_Exercise text:_

"The PoC requires another standard user credentials and a third username (which can be an administrator account), if the PoC is successful, it will end up mounting the target user hive in current user classes root," said the researcher using the "Nightmare Eclipse" handle after releasing a proof-of-concept for a new Windows zero-day called LegacyHive.
Nightmare Eclipse's LegacyHive PoC
The researcher published LegacyHive hours after Microsoft's July 2026 Patch Tuesday updates, releasing a proof-of-concept (PoC) that targets the Windows User Profile Service. According to the researcher, the PoC has been deliberately modified from an earlier version: it now requires additional credentials and is limited to the usrclass.dat hive. The researcher said the stripped-down PoC was "an attempt to prevent public exploitation" and that the original PoC "did not require additional user credential and was not limited to usrclass.dat hive, any hive could be loaded using this vulnerability."
The vulnerability targeted by LegacyHive has not yet received a CVE identifier for tracking, and the PoC author described both the constrained public release and the capabilities of the original exploit in explicit terms.
How LegacyHive abuses the Windows User Profile Service
Security analysis shared in reporting makes clear what successful exploitation enables: it can allow non-administrative users to mount and modify the classes registry hive. Will Dormann, principal vulnerability analyst at Tharros, tested the exploit and explained the consequence plainly — modification of the classes hive can produce automatic code execution when an administrator account subsequently logs into a compromised system.
Dormann illustrated the effect with a simple example: "For example, as a novelty, we can associate .txt files to open with calc.exe," he noted, and added that "clever attackers or people who want to accomplish something will easily be able to figure out how to do things that are more interesting and/or don't even require user interaction." In short, LegacyHive is a privilege-escalation technique that leverages the profile and registry handling performed by the User Profile Service to turn a local non-admin foothold into code execution at higher privilege.
Detection, mitigation and vendor responses
One day after the PoC appeared, cybersecurity expert Kevin Beaumont published detection queries tailored to Microsoft Defender for Endpoint (MDE), providing enterprise teams with immediate hunting tools specific to LegacyHive. The PoC author had said the public release was intentionally limited to make exploitation harder; defenders now have at least one public detection resource to incorporate.
Microsoft's recent Patch Tuesday activity is relevant context: the company fixed the GreenPlasma, MiniPlasma, and YellowKey flaws as part of the June 2026 updates, and addressed the RoguePlanet vulnerability in its July security updates. LegacyHive, by contrast, was disclosed publicly by a researcher after those July fixes and has not yet been tracked with a CVE.
Microsoft also issued warnings about legal action against people engaging in "malicious activity causing real harm to our customers," a response that cybersecurity experts interpreted as a direct admonition to the researcher. A Microsoft spokesperson was not immediately available when contacted by BleepingComputer.

_Given information:_

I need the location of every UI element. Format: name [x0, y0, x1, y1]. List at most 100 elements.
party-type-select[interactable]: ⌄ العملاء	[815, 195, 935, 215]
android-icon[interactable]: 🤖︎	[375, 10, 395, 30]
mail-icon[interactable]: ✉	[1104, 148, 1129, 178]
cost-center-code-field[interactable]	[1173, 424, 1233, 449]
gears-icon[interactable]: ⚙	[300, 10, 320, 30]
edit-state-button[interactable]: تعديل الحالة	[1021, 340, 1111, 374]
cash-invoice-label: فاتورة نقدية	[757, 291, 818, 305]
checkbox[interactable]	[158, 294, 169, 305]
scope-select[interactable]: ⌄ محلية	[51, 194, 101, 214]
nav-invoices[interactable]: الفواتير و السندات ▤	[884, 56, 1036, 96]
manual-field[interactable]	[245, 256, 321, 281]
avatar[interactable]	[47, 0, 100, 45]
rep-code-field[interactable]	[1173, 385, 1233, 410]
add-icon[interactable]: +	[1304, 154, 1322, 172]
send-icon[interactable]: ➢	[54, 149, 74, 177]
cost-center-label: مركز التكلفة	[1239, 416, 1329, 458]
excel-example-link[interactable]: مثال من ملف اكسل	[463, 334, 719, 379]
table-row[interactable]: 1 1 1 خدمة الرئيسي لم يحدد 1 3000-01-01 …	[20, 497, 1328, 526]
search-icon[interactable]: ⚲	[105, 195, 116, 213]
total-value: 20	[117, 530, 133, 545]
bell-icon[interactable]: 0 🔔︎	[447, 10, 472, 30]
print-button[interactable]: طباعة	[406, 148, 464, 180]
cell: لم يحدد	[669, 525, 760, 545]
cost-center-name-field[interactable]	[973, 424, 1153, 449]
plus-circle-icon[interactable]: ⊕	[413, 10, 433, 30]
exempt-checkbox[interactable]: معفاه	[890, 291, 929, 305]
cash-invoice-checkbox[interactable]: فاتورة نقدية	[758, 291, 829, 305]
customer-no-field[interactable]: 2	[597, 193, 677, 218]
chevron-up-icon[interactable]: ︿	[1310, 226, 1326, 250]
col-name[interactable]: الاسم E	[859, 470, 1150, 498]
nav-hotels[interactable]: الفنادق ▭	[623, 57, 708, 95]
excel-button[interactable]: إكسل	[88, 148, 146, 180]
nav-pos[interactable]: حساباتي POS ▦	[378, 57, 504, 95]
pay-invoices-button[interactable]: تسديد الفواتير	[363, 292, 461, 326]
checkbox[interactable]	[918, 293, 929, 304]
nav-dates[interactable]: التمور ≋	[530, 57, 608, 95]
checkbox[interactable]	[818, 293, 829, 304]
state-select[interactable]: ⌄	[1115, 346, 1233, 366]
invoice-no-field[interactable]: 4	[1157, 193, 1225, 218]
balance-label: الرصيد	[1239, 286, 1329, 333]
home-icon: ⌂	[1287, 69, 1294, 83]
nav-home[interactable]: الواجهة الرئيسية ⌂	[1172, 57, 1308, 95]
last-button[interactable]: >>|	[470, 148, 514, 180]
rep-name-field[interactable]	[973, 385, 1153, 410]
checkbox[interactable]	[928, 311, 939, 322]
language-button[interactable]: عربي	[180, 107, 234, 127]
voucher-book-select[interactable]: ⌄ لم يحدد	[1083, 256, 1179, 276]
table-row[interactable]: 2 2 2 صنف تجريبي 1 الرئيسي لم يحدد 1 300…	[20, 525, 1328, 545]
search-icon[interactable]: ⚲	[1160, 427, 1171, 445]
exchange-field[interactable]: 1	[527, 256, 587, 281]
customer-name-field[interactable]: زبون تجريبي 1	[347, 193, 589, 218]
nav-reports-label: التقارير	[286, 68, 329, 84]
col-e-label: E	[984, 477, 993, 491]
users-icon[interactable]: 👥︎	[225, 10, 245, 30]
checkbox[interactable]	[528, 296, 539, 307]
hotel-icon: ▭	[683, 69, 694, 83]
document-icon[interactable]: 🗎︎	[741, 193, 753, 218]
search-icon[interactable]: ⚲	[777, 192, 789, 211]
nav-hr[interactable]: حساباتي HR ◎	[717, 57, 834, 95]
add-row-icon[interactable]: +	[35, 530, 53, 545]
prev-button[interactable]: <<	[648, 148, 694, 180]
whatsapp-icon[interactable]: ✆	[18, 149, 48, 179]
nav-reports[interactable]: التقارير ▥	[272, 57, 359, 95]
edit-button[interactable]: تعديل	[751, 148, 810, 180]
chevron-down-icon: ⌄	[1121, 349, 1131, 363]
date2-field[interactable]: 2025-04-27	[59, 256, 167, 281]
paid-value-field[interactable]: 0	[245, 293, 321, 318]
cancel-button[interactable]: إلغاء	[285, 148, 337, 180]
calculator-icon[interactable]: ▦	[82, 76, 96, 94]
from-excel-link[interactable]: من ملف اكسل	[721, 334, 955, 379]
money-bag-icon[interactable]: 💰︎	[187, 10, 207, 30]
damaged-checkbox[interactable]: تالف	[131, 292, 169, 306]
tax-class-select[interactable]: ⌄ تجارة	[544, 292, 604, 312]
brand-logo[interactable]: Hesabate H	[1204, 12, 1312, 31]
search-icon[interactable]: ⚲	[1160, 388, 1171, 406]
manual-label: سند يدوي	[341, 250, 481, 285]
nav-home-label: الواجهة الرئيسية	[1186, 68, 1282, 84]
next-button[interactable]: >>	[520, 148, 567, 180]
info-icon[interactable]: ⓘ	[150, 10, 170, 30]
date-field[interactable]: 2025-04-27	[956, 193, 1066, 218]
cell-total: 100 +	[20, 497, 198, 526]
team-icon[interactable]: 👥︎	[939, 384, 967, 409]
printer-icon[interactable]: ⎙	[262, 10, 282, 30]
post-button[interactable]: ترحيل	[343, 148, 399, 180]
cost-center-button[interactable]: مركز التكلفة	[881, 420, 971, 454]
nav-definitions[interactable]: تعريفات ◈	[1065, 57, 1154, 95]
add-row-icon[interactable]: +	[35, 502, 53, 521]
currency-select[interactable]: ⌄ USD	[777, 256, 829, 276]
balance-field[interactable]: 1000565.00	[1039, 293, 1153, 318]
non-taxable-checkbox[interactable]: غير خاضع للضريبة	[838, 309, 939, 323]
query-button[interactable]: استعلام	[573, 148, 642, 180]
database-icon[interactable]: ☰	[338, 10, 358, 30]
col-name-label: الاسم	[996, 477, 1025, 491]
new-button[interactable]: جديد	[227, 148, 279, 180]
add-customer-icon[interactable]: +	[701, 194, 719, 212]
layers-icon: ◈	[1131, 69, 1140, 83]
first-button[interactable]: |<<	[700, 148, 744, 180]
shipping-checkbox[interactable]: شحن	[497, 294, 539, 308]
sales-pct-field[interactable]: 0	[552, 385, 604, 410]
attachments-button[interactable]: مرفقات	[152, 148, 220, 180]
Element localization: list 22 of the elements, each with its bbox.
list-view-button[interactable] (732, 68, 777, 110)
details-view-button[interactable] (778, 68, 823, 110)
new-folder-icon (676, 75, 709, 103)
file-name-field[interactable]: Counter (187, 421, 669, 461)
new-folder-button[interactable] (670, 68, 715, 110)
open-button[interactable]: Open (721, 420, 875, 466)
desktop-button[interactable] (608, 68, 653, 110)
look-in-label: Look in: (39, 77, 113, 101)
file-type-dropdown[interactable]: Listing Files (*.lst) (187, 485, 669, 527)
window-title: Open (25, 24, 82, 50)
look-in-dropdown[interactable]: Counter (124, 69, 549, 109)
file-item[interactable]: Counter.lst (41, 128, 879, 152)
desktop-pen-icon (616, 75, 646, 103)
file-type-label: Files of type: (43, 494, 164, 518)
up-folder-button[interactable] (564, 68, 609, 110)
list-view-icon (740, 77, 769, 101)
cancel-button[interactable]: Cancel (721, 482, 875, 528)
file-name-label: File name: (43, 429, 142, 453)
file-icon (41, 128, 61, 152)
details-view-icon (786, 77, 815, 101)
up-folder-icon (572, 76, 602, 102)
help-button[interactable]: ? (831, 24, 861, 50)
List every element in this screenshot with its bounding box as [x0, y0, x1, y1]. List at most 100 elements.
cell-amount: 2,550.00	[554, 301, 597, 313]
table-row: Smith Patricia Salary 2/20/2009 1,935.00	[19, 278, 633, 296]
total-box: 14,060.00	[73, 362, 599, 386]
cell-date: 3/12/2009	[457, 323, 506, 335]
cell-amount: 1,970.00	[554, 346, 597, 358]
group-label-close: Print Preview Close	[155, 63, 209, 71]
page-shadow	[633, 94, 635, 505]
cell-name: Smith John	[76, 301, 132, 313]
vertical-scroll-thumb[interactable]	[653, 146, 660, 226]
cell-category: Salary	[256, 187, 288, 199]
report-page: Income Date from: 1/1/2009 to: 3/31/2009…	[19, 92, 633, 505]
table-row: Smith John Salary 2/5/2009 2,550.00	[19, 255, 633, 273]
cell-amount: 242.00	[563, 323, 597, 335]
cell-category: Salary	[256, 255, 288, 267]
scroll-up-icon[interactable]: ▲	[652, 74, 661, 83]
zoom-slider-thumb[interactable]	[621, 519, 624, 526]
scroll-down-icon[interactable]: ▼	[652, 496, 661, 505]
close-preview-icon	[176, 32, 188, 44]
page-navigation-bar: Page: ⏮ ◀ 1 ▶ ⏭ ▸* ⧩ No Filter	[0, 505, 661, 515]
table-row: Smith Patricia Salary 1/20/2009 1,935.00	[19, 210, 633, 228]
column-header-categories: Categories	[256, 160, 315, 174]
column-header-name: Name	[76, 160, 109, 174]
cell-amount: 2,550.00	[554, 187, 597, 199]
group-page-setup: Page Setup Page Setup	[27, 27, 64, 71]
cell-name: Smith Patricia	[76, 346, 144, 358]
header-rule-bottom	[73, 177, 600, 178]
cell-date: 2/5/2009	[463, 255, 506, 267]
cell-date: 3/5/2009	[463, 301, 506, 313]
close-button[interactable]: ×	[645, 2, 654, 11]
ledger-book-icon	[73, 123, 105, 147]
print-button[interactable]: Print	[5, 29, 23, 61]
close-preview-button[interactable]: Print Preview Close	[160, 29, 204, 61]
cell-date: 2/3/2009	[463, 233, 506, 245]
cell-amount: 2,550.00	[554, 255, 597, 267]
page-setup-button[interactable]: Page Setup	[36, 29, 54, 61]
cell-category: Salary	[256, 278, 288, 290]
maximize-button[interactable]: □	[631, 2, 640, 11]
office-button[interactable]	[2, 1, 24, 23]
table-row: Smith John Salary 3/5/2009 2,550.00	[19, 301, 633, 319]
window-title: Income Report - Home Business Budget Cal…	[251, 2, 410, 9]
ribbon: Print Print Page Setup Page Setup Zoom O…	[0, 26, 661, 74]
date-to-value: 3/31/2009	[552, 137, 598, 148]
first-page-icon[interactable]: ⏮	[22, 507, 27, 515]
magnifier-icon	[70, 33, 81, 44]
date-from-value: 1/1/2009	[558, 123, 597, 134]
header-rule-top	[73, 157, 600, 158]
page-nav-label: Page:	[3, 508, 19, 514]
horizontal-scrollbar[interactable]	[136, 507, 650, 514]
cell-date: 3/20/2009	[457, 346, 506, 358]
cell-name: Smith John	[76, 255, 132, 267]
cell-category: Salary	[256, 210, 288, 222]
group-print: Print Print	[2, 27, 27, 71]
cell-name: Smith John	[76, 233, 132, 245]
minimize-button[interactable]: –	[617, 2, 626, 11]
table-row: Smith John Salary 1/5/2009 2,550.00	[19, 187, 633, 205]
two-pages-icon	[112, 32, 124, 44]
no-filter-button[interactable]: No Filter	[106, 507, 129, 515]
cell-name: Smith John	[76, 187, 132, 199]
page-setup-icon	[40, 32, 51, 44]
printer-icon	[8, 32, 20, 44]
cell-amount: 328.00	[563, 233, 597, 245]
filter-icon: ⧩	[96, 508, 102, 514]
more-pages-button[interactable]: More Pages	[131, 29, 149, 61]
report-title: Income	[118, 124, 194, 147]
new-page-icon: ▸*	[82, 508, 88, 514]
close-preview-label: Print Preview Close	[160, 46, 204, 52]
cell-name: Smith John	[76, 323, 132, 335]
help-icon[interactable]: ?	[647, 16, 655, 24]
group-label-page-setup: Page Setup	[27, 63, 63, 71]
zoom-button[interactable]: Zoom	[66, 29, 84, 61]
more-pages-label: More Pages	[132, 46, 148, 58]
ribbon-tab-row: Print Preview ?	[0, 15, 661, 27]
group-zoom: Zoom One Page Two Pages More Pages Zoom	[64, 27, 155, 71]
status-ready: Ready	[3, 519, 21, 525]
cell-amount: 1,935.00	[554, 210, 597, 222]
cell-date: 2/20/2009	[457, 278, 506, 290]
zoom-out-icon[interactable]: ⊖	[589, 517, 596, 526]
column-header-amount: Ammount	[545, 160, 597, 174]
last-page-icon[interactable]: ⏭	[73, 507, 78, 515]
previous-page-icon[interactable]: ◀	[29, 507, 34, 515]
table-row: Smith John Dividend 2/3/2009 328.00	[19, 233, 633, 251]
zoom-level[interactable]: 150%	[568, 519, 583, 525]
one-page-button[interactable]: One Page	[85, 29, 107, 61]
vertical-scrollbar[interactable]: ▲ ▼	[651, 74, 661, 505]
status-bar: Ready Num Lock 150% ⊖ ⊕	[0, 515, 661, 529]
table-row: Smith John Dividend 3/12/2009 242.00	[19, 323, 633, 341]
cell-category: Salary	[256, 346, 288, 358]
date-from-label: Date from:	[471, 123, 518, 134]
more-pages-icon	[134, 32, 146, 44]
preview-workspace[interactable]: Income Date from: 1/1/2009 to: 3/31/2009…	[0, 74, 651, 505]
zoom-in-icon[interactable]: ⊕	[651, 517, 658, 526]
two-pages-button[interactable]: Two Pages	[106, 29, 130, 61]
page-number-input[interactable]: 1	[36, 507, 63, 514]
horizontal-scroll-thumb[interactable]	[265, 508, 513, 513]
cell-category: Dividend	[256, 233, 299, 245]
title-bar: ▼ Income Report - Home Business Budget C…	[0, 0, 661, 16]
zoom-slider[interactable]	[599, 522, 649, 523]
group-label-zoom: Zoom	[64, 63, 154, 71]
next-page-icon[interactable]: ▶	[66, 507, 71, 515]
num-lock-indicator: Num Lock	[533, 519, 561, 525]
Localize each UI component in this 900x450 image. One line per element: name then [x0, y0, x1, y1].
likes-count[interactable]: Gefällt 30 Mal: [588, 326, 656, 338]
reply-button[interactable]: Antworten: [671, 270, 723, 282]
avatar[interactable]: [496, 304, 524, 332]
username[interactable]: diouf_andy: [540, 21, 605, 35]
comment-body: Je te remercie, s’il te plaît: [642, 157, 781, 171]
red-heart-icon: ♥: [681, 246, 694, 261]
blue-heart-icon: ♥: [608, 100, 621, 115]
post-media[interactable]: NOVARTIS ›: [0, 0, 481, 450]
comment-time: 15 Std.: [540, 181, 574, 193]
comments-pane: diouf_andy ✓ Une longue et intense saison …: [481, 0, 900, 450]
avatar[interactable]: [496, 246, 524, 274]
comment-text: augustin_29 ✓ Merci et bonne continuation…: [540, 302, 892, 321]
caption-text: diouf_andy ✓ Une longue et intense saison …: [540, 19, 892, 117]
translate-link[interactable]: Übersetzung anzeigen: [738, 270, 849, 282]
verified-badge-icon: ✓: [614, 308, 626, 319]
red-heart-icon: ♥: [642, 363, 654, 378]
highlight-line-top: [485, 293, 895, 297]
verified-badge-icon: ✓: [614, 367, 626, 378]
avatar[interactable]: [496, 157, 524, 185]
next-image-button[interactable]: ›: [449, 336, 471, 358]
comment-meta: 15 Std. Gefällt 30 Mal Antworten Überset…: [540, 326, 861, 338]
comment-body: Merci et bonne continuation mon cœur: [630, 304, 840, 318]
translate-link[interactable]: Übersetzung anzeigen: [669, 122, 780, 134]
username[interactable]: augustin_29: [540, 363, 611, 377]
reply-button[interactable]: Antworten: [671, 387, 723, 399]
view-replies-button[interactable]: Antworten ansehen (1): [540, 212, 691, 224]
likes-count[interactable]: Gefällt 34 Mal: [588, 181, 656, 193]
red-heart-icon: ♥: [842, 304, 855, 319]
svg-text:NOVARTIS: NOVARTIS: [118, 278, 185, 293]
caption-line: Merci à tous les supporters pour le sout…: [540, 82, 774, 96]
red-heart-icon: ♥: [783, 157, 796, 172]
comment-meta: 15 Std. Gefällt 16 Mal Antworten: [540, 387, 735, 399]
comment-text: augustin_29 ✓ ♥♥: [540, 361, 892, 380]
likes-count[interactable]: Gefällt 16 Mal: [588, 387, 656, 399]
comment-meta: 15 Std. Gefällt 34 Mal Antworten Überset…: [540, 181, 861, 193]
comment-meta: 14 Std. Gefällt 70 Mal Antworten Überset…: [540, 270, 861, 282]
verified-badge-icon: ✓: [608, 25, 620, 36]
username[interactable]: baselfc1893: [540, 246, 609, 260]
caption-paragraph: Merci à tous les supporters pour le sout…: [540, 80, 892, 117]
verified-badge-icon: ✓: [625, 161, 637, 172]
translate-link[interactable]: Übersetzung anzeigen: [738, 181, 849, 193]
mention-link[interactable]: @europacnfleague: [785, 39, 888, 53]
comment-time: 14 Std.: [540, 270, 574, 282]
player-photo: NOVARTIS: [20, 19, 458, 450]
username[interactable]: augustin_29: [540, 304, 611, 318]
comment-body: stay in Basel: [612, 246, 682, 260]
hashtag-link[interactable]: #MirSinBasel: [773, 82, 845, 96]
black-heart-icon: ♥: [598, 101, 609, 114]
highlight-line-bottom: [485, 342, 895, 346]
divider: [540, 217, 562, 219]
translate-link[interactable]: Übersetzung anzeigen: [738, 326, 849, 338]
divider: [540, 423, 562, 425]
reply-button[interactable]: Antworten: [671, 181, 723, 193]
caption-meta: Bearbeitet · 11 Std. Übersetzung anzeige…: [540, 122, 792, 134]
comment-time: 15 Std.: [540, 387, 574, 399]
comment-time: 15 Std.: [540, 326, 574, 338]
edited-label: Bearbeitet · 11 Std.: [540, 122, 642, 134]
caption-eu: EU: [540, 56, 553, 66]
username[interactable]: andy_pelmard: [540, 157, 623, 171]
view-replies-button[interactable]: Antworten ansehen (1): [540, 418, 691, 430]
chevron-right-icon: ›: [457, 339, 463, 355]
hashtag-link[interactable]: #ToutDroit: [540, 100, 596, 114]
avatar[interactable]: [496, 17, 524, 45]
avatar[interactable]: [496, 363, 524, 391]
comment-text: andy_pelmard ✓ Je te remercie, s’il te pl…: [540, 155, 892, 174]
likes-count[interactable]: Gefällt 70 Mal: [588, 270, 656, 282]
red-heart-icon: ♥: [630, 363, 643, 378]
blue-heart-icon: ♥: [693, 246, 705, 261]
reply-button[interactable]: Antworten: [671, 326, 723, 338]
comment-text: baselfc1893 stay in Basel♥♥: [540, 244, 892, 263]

_Requirement:_ Reproduce the passage of the LegacyHive article from "The vulnerability targeted" to "a compromised system.".

_Expected answer:_
The vulnerability targeted by LegacyHive has not yet received a CVE identifier for tracking, and the PoC author described both the constrained public release and the capabilities of the original exploit in explicit terms.
How LegacyHive abuses the Windows User Profile Service
Security analysis shared in reporting makes clear what successful exploitation enables: it can allow non-administrative users to mount and modify the classes registry hive. Will Dormann, principal vulnerability analyst at Tharros, tested the exploit and explained the consequence plainly — modification of the classes hive can produce automatic code execution when an administrator account subsequently logs into a compromised system.